◆ **Tarea 1**
Actualiza el texto sobre la intolerancia y las sectas en el tramo que va desde "Fue Voltaire el" hasta "ni el engaño.", y pon "sectarismo" en lugar de "fanatismo".
◆ **Tarea 2**
Prosigue el texto sobre la intolerancia y las sectas a partir de su última oración.

◆ **Fragmento proporcionado**
=-=-=-=-=

Fue Voltaire el que dijo que “el único antídoto contra el fanatismo es la tolerancia”, pero contra esta gente no cabe otra medicina que la intolerancia. Hay que ser absolutamente intolerantes con la intolerancia, con el fanatismo, con la opresión de cualquier índole, incluida la opresión espiritual. Defendemos y siempre defenderemos la libertad religiosa, la libertad de conciencia y la libertad de pensamiento, ya que constituyen pilares básicos de los derechos humanos, siendo como son derechos fundamentales, pero sin perder de vista que el derecho a la libertad, sea religiosa, de conciencia o de pensamiento, no tutela cualquier acto inspirado o motivado por ella. Y, sobre todo, no justifica el comulgar con la impudicia ni el engaño.
Y desbrozar el camino; es necesario despejar el camino de maleza. Éste que señalamos es un problema universal y pluriconfesional, pero cada uno debe ocuparse del patio de su casa; cada confesión del suyo. Si nos centramos en el territorio evangélico, es hora de que las entidades denominacionales o los entes institucionales que las representan, pongan en marcha mecanismos de clarificación a fin de identificar los comportamientos sectarios y promover los diques de contención y protección necesarios. Lo decía mi abuela, que nació en el siglo diecinueve: hay que distinguir entre churras y merinas; y apuntaban los latinos que es necesario statu quo ante bellum, es decir, volver al estado en que estaban las cosas antes de la guerra o, si se prefiere con mayor claridad, recuperar los signos que identifican a los bautistas, a los hermanos, a los reformados, a los pentecostales, etc., y, con ellos, el sentido primigenio de la Comisión de Defensa Evangélica (haciendo mención al caso concreto de España) que fue capaz de proyectar hacia la Administración y hacia la sociedad, una imagen evangélico-protestante vinculada e identificada con la Reforma del siglo XVI.

=-=-=-=-=

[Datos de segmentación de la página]

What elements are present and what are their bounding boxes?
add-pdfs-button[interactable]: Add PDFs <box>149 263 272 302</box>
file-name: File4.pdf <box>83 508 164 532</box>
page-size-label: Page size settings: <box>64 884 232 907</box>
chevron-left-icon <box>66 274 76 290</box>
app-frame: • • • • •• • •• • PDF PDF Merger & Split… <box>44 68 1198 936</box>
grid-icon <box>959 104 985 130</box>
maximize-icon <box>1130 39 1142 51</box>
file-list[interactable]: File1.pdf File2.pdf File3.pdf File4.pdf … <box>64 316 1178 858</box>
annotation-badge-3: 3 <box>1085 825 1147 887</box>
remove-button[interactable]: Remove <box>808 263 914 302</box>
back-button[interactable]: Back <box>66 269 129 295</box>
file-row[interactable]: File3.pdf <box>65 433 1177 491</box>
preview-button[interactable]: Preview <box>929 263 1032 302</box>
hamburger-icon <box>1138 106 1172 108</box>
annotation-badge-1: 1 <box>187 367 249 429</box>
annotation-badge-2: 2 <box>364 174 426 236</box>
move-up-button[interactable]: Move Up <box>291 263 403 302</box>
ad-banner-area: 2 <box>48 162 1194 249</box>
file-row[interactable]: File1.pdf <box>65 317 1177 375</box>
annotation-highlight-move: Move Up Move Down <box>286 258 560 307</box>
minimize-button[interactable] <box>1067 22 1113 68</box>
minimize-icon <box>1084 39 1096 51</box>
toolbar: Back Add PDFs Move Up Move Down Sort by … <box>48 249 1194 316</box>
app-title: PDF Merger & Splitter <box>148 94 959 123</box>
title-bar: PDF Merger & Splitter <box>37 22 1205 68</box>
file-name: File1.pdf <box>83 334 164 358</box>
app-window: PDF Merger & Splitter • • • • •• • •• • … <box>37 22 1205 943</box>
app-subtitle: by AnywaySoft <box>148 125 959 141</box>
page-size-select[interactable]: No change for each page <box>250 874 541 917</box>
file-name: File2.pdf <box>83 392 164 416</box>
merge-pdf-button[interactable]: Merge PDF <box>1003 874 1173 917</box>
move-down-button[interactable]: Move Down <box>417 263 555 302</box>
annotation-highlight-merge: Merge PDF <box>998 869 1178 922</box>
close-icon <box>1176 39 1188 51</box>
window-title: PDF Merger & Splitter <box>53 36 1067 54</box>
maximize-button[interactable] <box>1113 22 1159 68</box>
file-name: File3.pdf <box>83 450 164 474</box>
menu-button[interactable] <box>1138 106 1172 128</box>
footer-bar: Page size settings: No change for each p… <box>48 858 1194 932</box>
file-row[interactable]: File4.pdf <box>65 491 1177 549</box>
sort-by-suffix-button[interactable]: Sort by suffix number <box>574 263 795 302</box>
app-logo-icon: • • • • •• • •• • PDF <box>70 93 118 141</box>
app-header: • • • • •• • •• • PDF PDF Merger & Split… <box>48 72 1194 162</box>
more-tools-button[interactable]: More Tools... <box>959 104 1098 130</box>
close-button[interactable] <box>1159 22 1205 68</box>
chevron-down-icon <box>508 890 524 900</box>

=-=-=-=-=

◆ **Espacio de respuesta 1**
Fue Voltaire el que dijo que “el único antídoto contra el sectarismo es la tolerancia”, pero contra esta gente no cabe otra medicina que la intolerancia. Hay que ser absolutamente intolerantes con la intolerancia, con el sectarismo, con la opresión de cualquier índole, incluida la opresión espiritual. Defendemos y siempre defenderemos la libertad religiosa, la libertad de conciencia y la libertad de pensamiento, ya que constituyen pilares básicos de los derechos humanos, siendo como son derechos fundamentales, pero sin perder de vista que el derecho a la libertad, sea religiosa, de conciencia o de pensamiento, no tutela cualquier acto inspirado o motivado por ella. Y, sobre todo, no justifica el comulgar con la impudicia ni el engaño.

◆ **Espacio de respuesta 2**
Tenemos referentes eclesiales históricos suficientes, además de la Comisión de Defensa, a la que hemos hecho referencia, que se movió en ámbitos institucionales; referentes que muestran dignamente el perfil diverso pero complementario del Protestantismo español; referentes cuyo testimonio y trayectoria durante siglo y medio pueden servirnos de paradigma: la Iglesia Evangélica Española, la antigua Iglesia Española Reformada Episcopal, las Asambleas de Hermanos, las Iglesias bautistas de antiguo cuño; y otras que se incorporaron posteriormente, manteniendo ese perfume inconfundible de la Reforma: las Asambleas de Dios, la Iglesia de Cristo, entre otras. No se trata de buscar uniformidad eclesial, algo ajeno al espíritu de la Reforma, sino algo tan sencillo como respeto a los principios básicos del Evangelio: la salvación por la fe y no por obras, la libertad individual y la dignidad de la persona.